▶ _Stated exercise_:
Give the data a second time, exactly and in full.

Stored dataset items

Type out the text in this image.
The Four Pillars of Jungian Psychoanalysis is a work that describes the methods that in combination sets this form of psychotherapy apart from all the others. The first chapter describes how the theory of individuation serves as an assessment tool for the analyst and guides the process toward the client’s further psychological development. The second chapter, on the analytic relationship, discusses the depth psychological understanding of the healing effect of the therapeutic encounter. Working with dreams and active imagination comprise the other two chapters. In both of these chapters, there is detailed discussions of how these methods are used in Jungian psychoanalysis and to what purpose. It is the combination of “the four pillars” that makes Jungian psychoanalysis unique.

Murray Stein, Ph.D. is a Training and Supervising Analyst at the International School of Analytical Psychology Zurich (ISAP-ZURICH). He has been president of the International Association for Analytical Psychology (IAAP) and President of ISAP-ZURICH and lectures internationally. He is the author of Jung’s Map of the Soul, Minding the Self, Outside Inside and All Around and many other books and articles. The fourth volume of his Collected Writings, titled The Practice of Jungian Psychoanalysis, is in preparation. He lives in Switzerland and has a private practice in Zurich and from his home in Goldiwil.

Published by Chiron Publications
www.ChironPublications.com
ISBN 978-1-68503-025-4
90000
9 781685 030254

▶ _Output for this exercise_:
Type out the text in this image.
The Four Pillars of Jungian Psychoanalysis is a work that describes the methods that in combination sets this form of psychotherapy apart from all the others. The first chapter describes how the theory of individuation serves as an assessment tool for the analyst and guides the process toward the client’s further psychological development. The second chapter, on the analytic relationship, discusses the depth psychological understanding of the healing effect of the therapeutic encounter. Working with dreams and active imagination comprise the other two chapters. In both of these chapters, there is detailed discussions of how these methods are used in Jungian psychoanalysis and to what purpose. It is the combination of “the four pillars” that makes Jungian psychoanalysis unique.

Murray Stein, Ph.D. is a Training and Supervising Analyst at the International School of Analytical Psychology Zurich (ISAP-ZURICH). He has been president of the International Association for Analytical Psychology (IAAP) and President of ISAP-ZURICH and lectures internationally. He is the author of Jung’s Map of the Soul, Minding the Self, Outside Inside and All Around and many other books and articles. The fourth volume of his Collected Writings, titled The Practice of Jungian Psychoanalysis, is in preparation. He lives in Switzerland and has a private practice in Zurich and from his home in Goldiwil.

Published by Chiron Publications
www.ChironPublications.com
ISBN 978-1-68503-025-4
90000
9 781685 030254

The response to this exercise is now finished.